+++ RECORDS TO USE +++
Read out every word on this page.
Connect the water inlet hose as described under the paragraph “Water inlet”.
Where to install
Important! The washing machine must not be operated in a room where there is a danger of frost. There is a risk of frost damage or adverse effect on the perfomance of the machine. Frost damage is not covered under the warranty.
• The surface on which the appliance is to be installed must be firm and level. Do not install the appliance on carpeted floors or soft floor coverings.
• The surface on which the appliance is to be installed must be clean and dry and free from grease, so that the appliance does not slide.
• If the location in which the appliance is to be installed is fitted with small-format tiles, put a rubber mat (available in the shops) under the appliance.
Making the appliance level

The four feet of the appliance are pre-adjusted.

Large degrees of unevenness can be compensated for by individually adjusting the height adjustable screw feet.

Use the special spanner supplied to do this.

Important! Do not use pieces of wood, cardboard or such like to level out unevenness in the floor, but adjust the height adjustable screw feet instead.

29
+++
INSTRUCTION
Copy every record exactly, with nothing added or dropped.

RESULT OF THIS TASK
Read out every word on this page.
Connect the water inlet hose as described under the paragraph “Water inlet”.
Where to install
Important! The washing machine must not be operated in a room where there is a danger of frost. There is a risk of frost damage or adverse effect on the perfomance of the machine. Frost damage is not covered under the warranty.
• The surface on which the appliance is to be installed must be firm and level. Do not install the appliance on carpeted floors or soft floor coverings.
• The surface on which the appliance is to be installed must be clean and dry and free from grease, so that the appliance does not slide.
• If the location in which the appliance is to be installed is fitted with small-format tiles, put a rubber mat (available in the shops) under the appliance.
Making the appliance level

The four feet of the appliance are pre-adjusted.

Large degrees of unevenness can be compensated for by individually adjusting the height adjustable screw feet.

Use the special spanner supplied to do this.

Important! Do not use pieces of wood, cardboard or such like to level out unevenness in the floor, but adjust the height adjustable screw feet instead.

29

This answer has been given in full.